- [REQUIREMENT]: Transcribe the listing exactly, leaving out every picture.

*** DATASET ROWS

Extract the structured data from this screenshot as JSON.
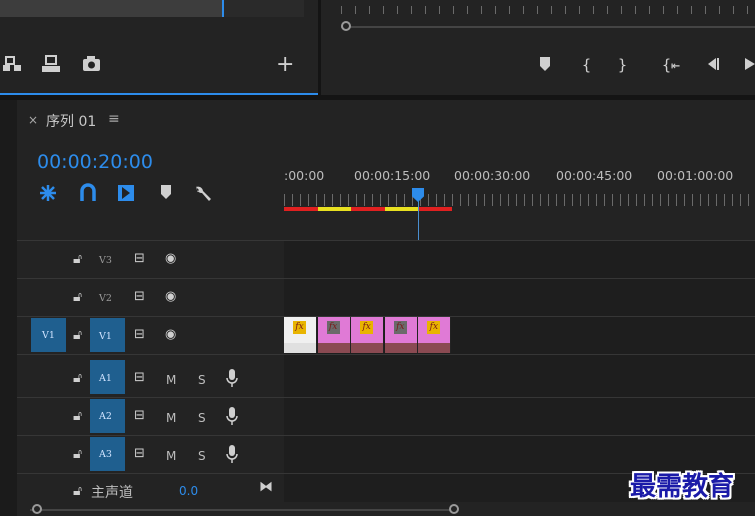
{
  "source_panel": {
    "toolbar_icons": [
      "insert-icon",
      "overwrite-icon",
      "export-frame-icon",
      "add-button-icon"
    ]
  },
  "program_panel": {
    "controls": [
      "marker-icon",
      "mark-in-icon",
      "mark-out-icon",
      "go-to-in-icon",
      "step-back-icon",
      "play-icon"
    ]
  },
  "timeline": {
    "tab": {
      "close": "×",
      "title": "序列 01",
      "menu": "≡"
    },
    "timecode": "00:00:20:00",
    "tools": [
      "nest-icon",
      "snap-icon",
      "linked-selection-icon",
      "add-marker-icon",
      "wrench-icon"
    ],
    "ruler_labels": [
      ":00:00",
      "00:00:15:00",
      "00:00:30:00",
      "00:00:45:00",
      "00:01:00:00"
    ],
    "playhead_time": "00:00:20:00",
    "video_tracks": [
      {
        "name": "V3",
        "source": ""
      },
      {
        "name": "V2",
        "source": ""
      },
      {
        "name": "V1",
        "source": "V1"
      }
    ],
    "audio_tracks": [
      {
        "name": "A1",
        "mute": "M",
        "solo": "S"
      },
      {
        "name": "A2",
        "mute": "M",
        "solo": "S"
      },
      {
        "name": "A3",
        "mute": "M",
        "solo": "S"
      }
    ],
    "master": {
      "label": "主声道",
      "value": "0.0"
    },
    "clips": [
      {
        "fx": "fx",
        "color": "#f0f0f0",
        "badge": "#e8b400"
      },
      {
        "fx": "fx",
        "color": "#e07ad6",
        "badge": "#6a6a6a"
      },
      {
        "fx": "fx",
        "color": "#e07ad6",
        "badge": "#e8b400"
      },
      {
        "fx": "fx",
        "color": "#e07ad6",
        "badge": "#6a6a6a"
      },
      {
        "fx": "fx",
        "color": "#e07ad6",
        "badge": "#e8b400"
      }
    ],
    "render_bar_colors": [
      "#e02020",
      "#e8e020",
      "#e02020",
      "#e8e020",
      "#e02020"
    ]
  },
  "watermark": "最需教育",
  "colors": {
    "accent": "#2d8ceb",
    "panel": "#232323",
    "target": "#1f5f8f"
  }
}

******

- [THE RESPONSE]:
Extract the structured data from this screenshot as JSON.
{
  "source_panel": {
    "toolbar_icons": [
      "insert-icon",
      "overwrite-icon",
      "export-frame-icon",
      "add-button-icon"
    ]
  },
  "program_panel": {
    "controls": [
      "marker-icon",
      "mark-in-icon",
      "mark-out-icon",
      "go-to-in-icon",
      "step-back-icon",
      "play-icon"
    ]
  },
  "timeline": {
    "tab": {
      "close": "×",
      "title": "序列 01",
      "menu": "≡"
    },
    "timecode": "00:00:20:00",
    "tools": [
      "nest-icon",
      "snap-icon",
      "linked-selection-icon",
      "add-marker-icon",
      "wrench-icon"
    ],
    "ruler_labels": [
      ":00:00",
      "00:00:15:00",
      "00:00:30:00",
      "00:00:45:00",
      "00:01:00:00"
    ],
    "playhead_time": "00:00:20:00",
    "video_tracks": [
      {
        "name": "V3",
        "source": ""
      },
      {
        "name": "V2",
        "source": ""
      },
      {
        "name": "V1",
        "source": "V1"
      }
    ],
    "audio_tracks": [
      {
        "name": "A1",
        "mute": "M",
        "solo": "S"
      },
      {
        "name": "A2",
        "mute": "M",
        "solo": "S"
      },
      {
        "name": "A3",
        "mute": "M",
        "solo": "S"
      }
    ],
    "master": {
      "label": "主声道",
      "value": "0.0"
    },
    "clips": [
      {
        "fx": "fx",
        "color": "#f0f0f0",
        "badge": "#e8b400"
      },
      {
        "fx": "fx",
        "color": "#e07ad6",
        "badge": "#6a6a6a"
      },
      {
        "fx": "fx",
        "color": "#e07ad6",
        "badge": "#e8b400"
      },
      {
        "fx": "fx",
        "color": "#e07ad6",
        "badge": "#6a6a6a"
      },
      {
        "fx": "fx",
        "color": "#e07ad6",
        "badge": "#e8b400"
      }
    ],
    "render_bar_colors": [
      "#e02020",
      "#e8e020",
      "#e02020",
      "#e8e020",
      "#e02020"
    ]
  },
  "watermark": "最需教育",
  "colors": {
    "accent": "#2d8ceb",
    "panel": "#232323",
    "target": "#1f5f8f"
  }
}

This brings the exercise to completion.